**THE TASK:**
Keep only those lines of the records that include the string "title".

-- START EXTRACTED MATERIAL --

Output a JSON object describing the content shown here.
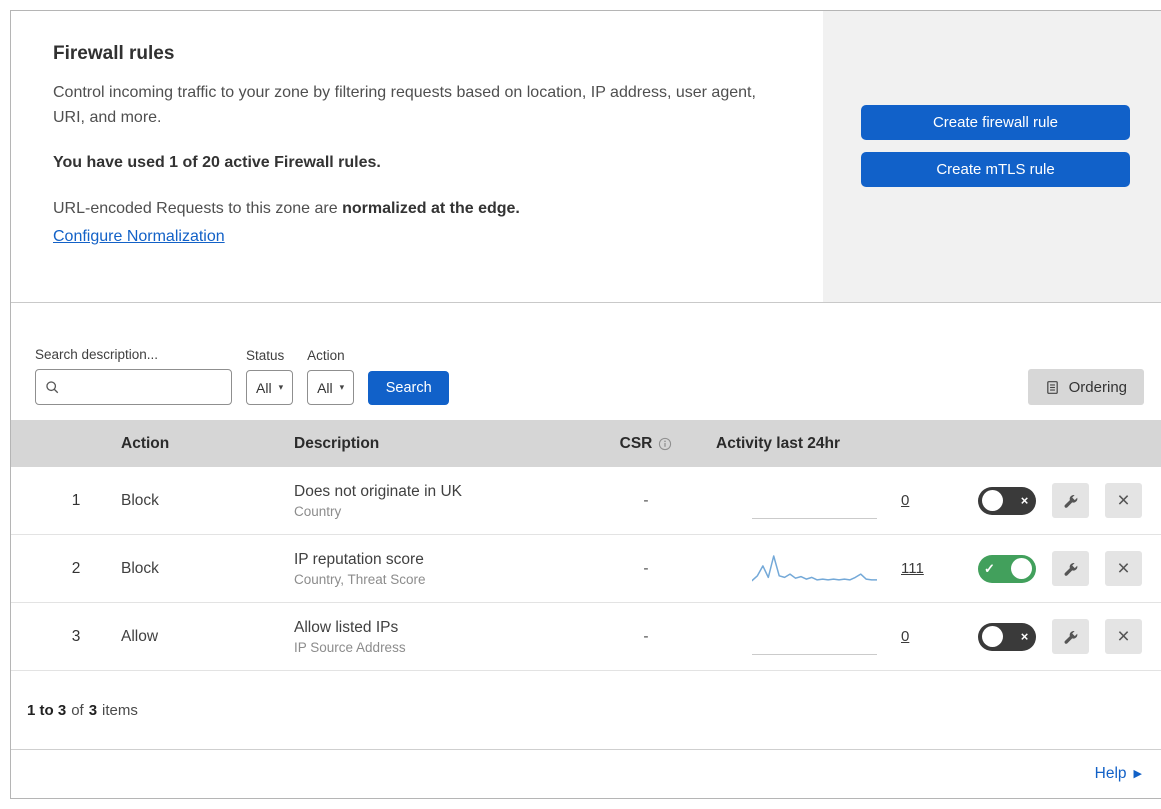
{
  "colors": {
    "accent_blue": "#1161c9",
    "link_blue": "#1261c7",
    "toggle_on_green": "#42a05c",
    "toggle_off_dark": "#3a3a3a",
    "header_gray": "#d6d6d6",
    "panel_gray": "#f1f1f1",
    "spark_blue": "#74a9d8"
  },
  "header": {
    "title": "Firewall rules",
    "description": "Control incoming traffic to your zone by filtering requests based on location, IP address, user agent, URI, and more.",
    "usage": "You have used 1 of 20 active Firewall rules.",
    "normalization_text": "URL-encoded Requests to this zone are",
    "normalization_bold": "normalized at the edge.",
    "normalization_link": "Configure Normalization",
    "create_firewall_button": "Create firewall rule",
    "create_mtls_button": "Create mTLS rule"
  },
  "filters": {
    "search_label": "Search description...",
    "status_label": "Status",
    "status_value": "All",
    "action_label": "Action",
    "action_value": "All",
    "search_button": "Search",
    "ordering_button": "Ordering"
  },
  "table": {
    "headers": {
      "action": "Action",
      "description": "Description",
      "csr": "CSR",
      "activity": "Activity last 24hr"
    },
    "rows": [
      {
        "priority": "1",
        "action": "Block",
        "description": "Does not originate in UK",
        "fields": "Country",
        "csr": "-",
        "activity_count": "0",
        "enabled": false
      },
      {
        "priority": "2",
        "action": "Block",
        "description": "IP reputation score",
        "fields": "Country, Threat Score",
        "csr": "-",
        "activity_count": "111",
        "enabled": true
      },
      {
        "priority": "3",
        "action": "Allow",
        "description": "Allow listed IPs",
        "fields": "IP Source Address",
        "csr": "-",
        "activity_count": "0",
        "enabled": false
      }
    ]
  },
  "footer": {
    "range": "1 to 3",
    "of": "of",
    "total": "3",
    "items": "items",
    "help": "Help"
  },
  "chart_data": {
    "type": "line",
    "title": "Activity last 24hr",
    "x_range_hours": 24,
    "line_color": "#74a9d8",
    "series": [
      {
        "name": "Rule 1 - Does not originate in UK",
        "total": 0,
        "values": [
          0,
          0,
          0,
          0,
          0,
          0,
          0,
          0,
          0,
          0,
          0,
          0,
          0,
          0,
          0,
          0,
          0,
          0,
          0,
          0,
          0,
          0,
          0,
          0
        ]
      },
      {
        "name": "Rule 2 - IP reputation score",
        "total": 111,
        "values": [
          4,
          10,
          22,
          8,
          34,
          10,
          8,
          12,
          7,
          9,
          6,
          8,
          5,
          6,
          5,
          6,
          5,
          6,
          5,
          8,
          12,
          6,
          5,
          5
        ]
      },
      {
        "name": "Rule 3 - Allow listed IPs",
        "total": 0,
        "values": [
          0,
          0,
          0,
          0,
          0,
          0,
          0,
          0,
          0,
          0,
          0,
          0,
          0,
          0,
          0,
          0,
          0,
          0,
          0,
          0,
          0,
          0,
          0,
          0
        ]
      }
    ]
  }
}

-- END EXTRACTED MATERIAL --

**ANSWER:**
    "title": "Firewall rules",
    "title": "Activity last 24hr",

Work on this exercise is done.